*** Raw data ***
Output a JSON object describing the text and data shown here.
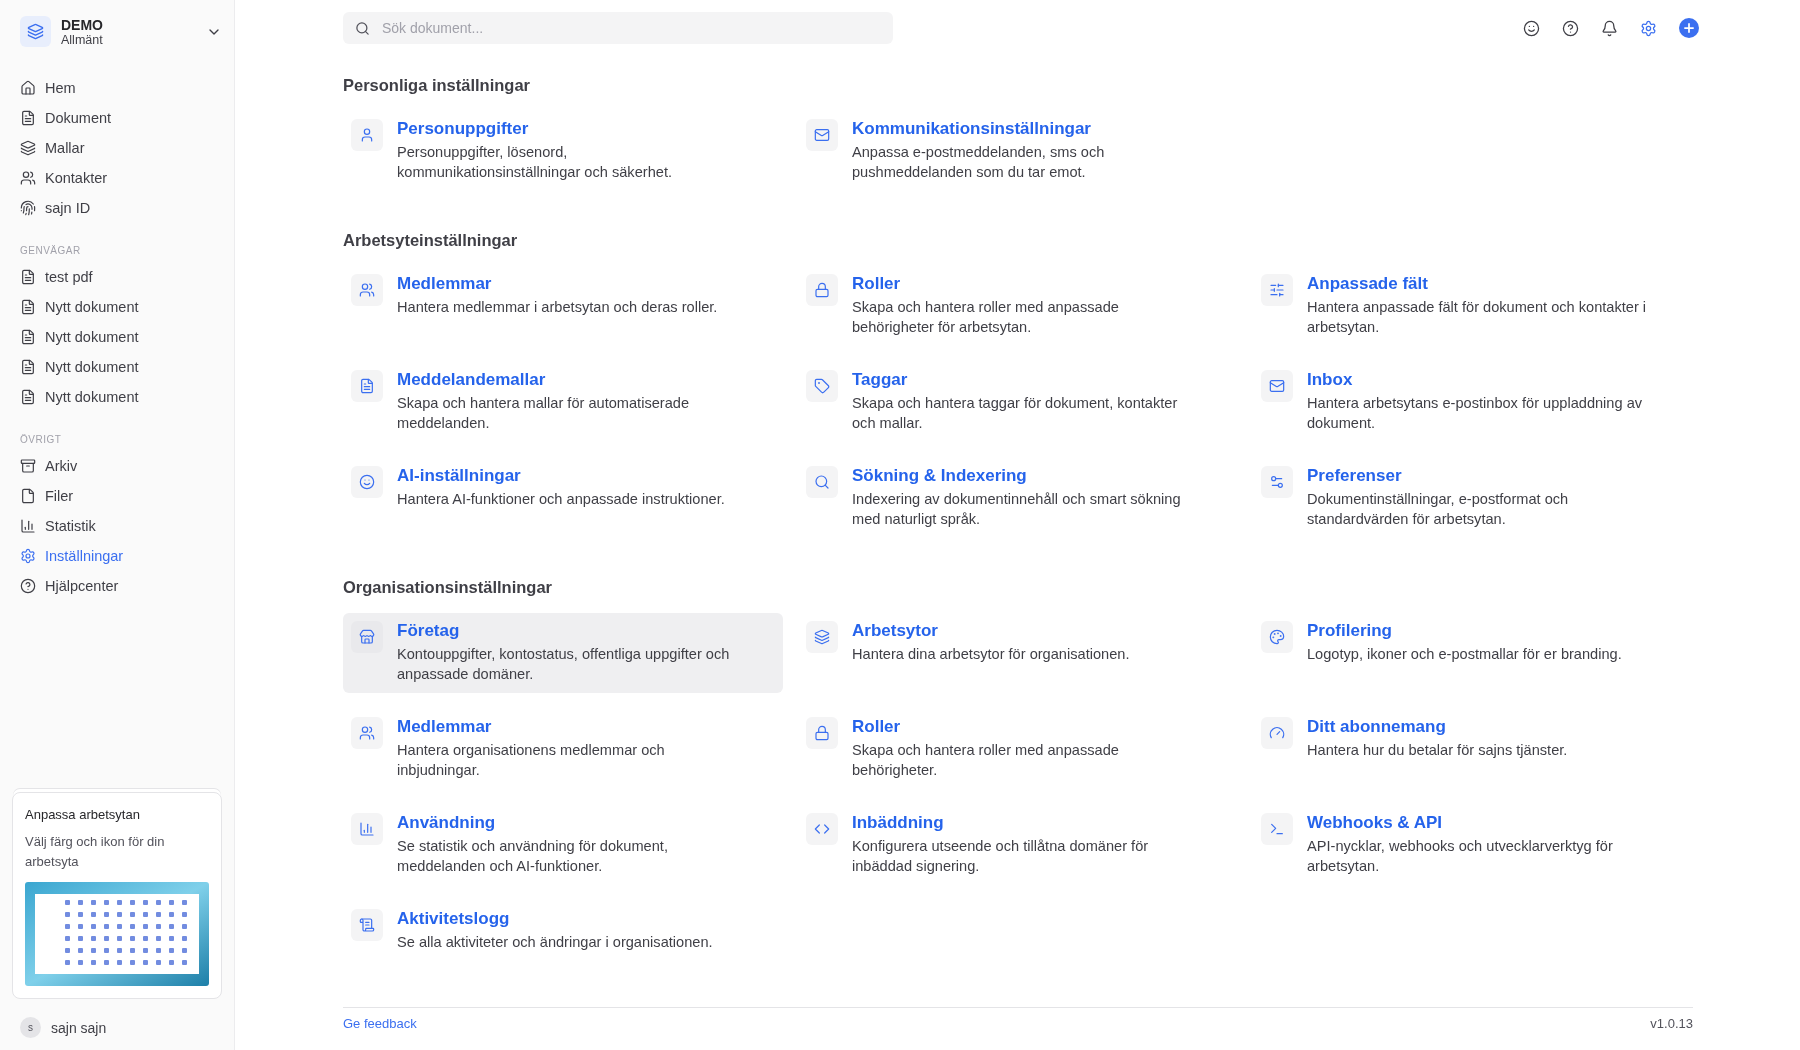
{
  "workspace": {
    "name": "DEMO",
    "subtitle": "Allmänt"
  },
  "nav": [
    {
      "label": "Hem",
      "selected": false
    },
    {
      "label": "Dokument",
      "selected": false
    },
    {
      "label": "Mallar",
      "selected": false
    },
    {
      "label": "Kontakter",
      "selected": false
    },
    {
      "label": "sajn ID",
      "selected": false
    }
  ],
  "shortcuts": {
    "heading": "GENVÄGAR",
    "items": [
      {
        "label": "test pdf",
        "selected": false
      },
      {
        "label": "Nytt dokument",
        "selected": false
      },
      {
        "label": "Nytt dokument",
        "selected": false
      },
      {
        "label": "Nytt dokument",
        "selected": false
      },
      {
        "label": "Nytt dokument",
        "selected": false
      }
    ]
  },
  "other": {
    "heading": "ÖVRIGT",
    "items": [
      {
        "label": "Arkiv",
        "selected": false
      },
      {
        "label": "Filer",
        "selected": false
      },
      {
        "label": "Statistik",
        "selected": false
      },
      {
        "label": "Inställningar",
        "selected": true
      },
      {
        "label": "Hjälpcenter",
        "selected": false
      }
    ]
  },
  "promo": {
    "title": "Anpassa arbetsytan",
    "text": "Välj färg och ikon för din arbetsyta"
  },
  "user": {
    "initial": "s",
    "name": "sajn sajn"
  },
  "search": {
    "placeholder": "Sök dokument..."
  },
  "toolbar": [
    {
      "selected": false
    },
    {
      "selected": false
    },
    {
      "selected": false
    },
    {
      "selected": true
    }
  ],
  "sections": [
    {
      "title": "Personliga inställningar",
      "cards": [
        {
          "title": "Personuppgifter",
          "description": "Personuppgifter, lösenord, kommunikationsinställningar och säkerhet.",
          "hovered": false
        },
        {
          "title": "Kommunikationsinställningar",
          "description": "Anpassa e-postmeddelanden, sms och pushmeddelanden som du tar emot.",
          "hovered": false
        }
      ]
    },
    {
      "title": "Arbetsyteinställningar",
      "cards": [
        {
          "title": "Medlemmar",
          "description": "Hantera medlemmar i arbetsytan och deras roller.",
          "hovered": false
        },
        {
          "title": "Roller",
          "description": "Skapa och hantera roller med anpassade behörigheter för arbetsytan.",
          "hovered": false
        },
        {
          "title": "Anpassade fält",
          "description": "Hantera anpassade fält för dokument och kontakter i arbetsytan.",
          "hovered": false
        },
        {
          "title": "Meddelandemallar",
          "description": "Skapa och hantera mallar för automatiserade meddelanden.",
          "hovered": false
        },
        {
          "title": "Taggar",
          "description": "Skapa och hantera taggar för dokument, kontakter och mallar.",
          "hovered": false
        },
        {
          "title": "Inbox",
          "description": "Hantera arbetsytans e-postinbox för uppladdning av dokument.",
          "hovered": false
        },
        {
          "title": "AI-inställningar",
          "description": "Hantera AI-funktioner och anpassade instruktioner.",
          "hovered": false
        },
        {
          "title": "Sökning & Indexering",
          "description": "Indexering av dokumentinnehåll och smart sökning med naturligt språk.",
          "hovered": false
        },
        {
          "title": "Preferenser",
          "description": "Dokumentinställningar, e-postformat och standardvärden för arbetsytan.",
          "hovered": false
        }
      ]
    },
    {
      "title": "Organisationsinställningar",
      "cards": [
        {
          "title": "Företag",
          "description": "Kontouppgifter, kontostatus, offentliga uppgifter och anpassade domäner.",
          "hovered": true
        },
        {
          "title": "Arbetsytor",
          "description": "Hantera dina arbetsytor för organisationen.",
          "hovered": false
        },
        {
          "title": "Profilering",
          "description": "Logotyp, ikoner och e-postmallar för er branding.",
          "hovered": false
        },
        {
          "title": "Medlemmar",
          "description": "Hantera organisationens medlemmar och inbjudningar.",
          "hovered": false
        },
        {
          "title": "Roller",
          "description": "Skapa och hantera roller med anpassade behörigheter.",
          "hovered": false
        },
        {
          "title": "Ditt abonnemang",
          "description": "Hantera hur du betalar för sajns tjänster.",
          "hovered": false
        },
        {
          "title": "Användning",
          "description": "Se statistik och användning för dokument, meddelanden och AI-funktioner.",
          "hovered": false
        },
        {
          "title": "Inbäddning",
          "description": "Konfigurera utseende och tillåtna domäner för inbäddad signering.",
          "hovered": false
        },
        {
          "title": "Webhooks & API",
          "description": "API-nycklar, webhooks och utvecklarverktyg för arbetsytan.",
          "hovered": false
        },
        {
          "title": "Aktivitetslogg",
          "description": "Se alla aktiviteter och ändringar i organisationen.",
          "hovered": false
        }
      ]
    }
  ],
  "footer": {
    "link": "Ge feedback",
    "version": "v1.0.13"
  }
}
***
**Instructions to follow:** Transcribe the records above verbatim. Do not carry over any picture.

**Correct output:**
Output a JSON object describing the text and data shown here.
{
  "workspace": {
    "name": "DEMO",
    "subtitle": "Allmänt"
  },
  "nav": [
    {
      "label": "Hem",
      "selected": false
    },
    {
      "label": "Dokument",
      "selected": false
    },
    {
      "label": "Mallar",
      "selected": false
    },
    {
      "label": "Kontakter",
      "selected": false
    },
    {
      "label": "sajn ID",
      "selected": false
    }
  ],
  "shortcuts": {
    "heading": "GENVÄGAR",
    "items": [
      {
        "label": "test pdf",
        "selected": false
      },
      {
        "label": "Nytt dokument",
        "selected": false
      },
      {
        "label": "Nytt dokument",
        "selected": false
      },
      {
        "label": "Nytt dokument",
        "selected": false
      },
      {
        "label": "Nytt dokument",
        "selected": false
      }
    ]
  },
  "other": {
    "heading": "ÖVRIGT",
    "items": [
      {
        "label": "Arkiv",
        "selected": false
      },
      {
        "label": "Filer",
        "selected": false
      },
      {
        "label": "Statistik",
        "selected": false
      },
      {
        "label": "Inställningar",
        "selected": true
      },
      {
        "label": "Hjälpcenter",
        "selected": false
      }
    ]
  },
  "promo": {
    "title": "Anpassa arbetsytan",
    "text": "Välj färg och ikon för din arbetsyta"
  },
  "user": {
    "initial": "s",
    "name": "sajn sajn"
  },
  "search": {
    "placeholder": "Sök dokument..."
  },
  "toolbar": [
    {
      "selected": false
    },
    {
      "selected": false
    },
    {
      "selected": false
    },
    {
      "selected": true
    }
  ],
  "sections": [
    {
      "title": "Personliga inställningar",
      "cards": [
        {
          "title": "Personuppgifter",
          "description": "Personuppgifter, lösenord, kommunikationsinställningar och säkerhet.",
          "hovered": false
        },
        {
          "title": "Kommunikationsinställningar",
          "description": "Anpassa e-postmeddelanden, sms och pushmeddelanden som du tar emot.",
          "hovered": false
        }
      ]
    },
    {
      "title": "Arbetsyteinställningar",
      "cards": [
        {
          "title": "Medlemmar",
          "description": "Hantera medlemmar i arbetsytan och deras roller.",
          "hovered": false
        },
        {
          "title": "Roller",
          "description": "Skapa och hantera roller med anpassade behörigheter för arbetsytan.",
          "hovered": false
        },
        {
          "title": "Anpassade fält",
          "description": "Hantera anpassade fält för dokument och kontakter i arbetsytan.",
          "hovered": false
        },
        {
          "title": "Meddelandemallar",
          "description": "Skapa och hantera mallar för automatiserade meddelanden.",
          "hovered": false
        },
        {
          "title": "Taggar",
          "description": "Skapa och hantera taggar för dokument, kontakter och mallar.",
          "hovered": false
        },
        {
          "title": "Inbox",
          "description": "Hantera arbetsytans e-postinbox för uppladdning av dokument.",
          "hovered": false
        },
        {
          "title": "AI-inställningar",
          "description": "Hantera AI-funktioner och anpassade instruktioner.",
          "hovered": false
        },
        {
          "title": "Sökning & Indexering",
          "description": "Indexering av dokumentinnehåll och smart sökning med naturligt språk.",
          "hovered": false
        },
        {
          "title": "Preferenser",
          "description": "Dokumentinställningar, e-postformat och standardvärden för arbetsytan.",
          "hovered": false
        }
      ]
    },
    {
      "title": "Organisationsinställningar",
      "cards": [
        {
          "title": "Företag",
          "description": "Kontouppgifter, kontostatus, offentliga uppgifter och anpassade domäner.",
          "hovered": true
        },
        {
          "title": "Arbetsytor",
          "description": "Hantera dina arbetsytor för organisationen.",
          "hovered": false
        },
        {
          "title": "Profilering",
          "description": "Logotyp, ikoner och e-postmallar för er branding.",
          "hovered": false
        },
        {
          "title": "Medlemmar",
          "description": "Hantera organisationens medlemmar och inbjudningar.",
          "hovered": false
        },
        {
          "title": "Roller",
          "description": "Skapa och hantera roller med anpassade behörigheter.",
          "hovered": false
        },
        {
          "title": "Ditt abonnemang",
          "description": "Hantera hur du betalar för sajns tjänster.",
          "hovered": false
        },
        {
          "title": "Användning",
          "description": "Se statistik och användning för dokument, meddelanden och AI-funktioner.",
          "hovered": false
        },
        {
          "title": "Inbäddning",
          "description": "Konfigurera utseende och tillåtna domäner för inbäddad signering.",
          "hovered": false
        },
        {
          "title": "Webhooks & API",
          "description": "API-nycklar, webhooks och utvecklarverktyg för arbetsytan.",
          "hovered": false
        },
        {
          "title": "Aktivitetslogg",
          "description": "Se alla aktiviteter och ändringar i organisationen.",
          "hovered": false
        }
      ]
    }
  ],
  "footer": {
    "link": "Ge feedback",
    "version": "v1.0.13"
  }
}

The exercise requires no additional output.